**DESCRIPTION OF THE TASK**
Determine how many lines of the records include "заключениеэкспертизы", and answer with the number alone.

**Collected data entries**
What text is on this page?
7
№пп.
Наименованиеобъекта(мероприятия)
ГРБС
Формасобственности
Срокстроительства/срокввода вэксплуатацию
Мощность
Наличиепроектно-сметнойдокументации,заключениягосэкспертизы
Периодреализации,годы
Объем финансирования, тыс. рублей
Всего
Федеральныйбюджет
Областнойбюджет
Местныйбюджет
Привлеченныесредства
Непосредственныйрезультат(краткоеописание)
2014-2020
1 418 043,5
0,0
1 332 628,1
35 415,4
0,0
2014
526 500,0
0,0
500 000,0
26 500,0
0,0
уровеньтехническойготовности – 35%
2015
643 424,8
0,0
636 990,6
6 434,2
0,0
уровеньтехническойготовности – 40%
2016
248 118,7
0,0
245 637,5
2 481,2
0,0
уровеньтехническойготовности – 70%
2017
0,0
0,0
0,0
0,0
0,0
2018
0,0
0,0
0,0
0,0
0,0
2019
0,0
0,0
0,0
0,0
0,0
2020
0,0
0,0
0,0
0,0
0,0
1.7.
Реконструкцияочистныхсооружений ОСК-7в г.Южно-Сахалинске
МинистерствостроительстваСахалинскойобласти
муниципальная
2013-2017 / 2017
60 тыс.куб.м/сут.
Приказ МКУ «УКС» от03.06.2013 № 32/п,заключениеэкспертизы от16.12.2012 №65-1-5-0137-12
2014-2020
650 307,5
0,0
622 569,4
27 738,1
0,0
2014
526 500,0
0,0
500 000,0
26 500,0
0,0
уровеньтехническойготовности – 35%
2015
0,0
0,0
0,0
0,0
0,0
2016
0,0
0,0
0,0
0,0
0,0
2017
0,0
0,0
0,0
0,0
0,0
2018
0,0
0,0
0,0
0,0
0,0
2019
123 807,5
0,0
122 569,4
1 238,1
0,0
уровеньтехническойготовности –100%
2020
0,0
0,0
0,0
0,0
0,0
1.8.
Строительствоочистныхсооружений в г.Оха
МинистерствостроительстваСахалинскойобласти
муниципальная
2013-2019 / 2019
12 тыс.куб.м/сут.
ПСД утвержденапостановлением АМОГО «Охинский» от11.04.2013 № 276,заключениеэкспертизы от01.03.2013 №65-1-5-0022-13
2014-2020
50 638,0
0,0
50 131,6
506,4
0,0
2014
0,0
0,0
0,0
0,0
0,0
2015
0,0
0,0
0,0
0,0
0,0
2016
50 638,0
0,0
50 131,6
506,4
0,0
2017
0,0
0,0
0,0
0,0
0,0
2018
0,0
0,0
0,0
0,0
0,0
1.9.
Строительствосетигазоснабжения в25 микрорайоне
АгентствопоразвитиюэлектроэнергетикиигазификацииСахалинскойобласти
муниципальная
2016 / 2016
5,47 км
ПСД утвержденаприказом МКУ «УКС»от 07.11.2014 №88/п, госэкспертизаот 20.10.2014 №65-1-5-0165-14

**EXPECTED ANSWER**
2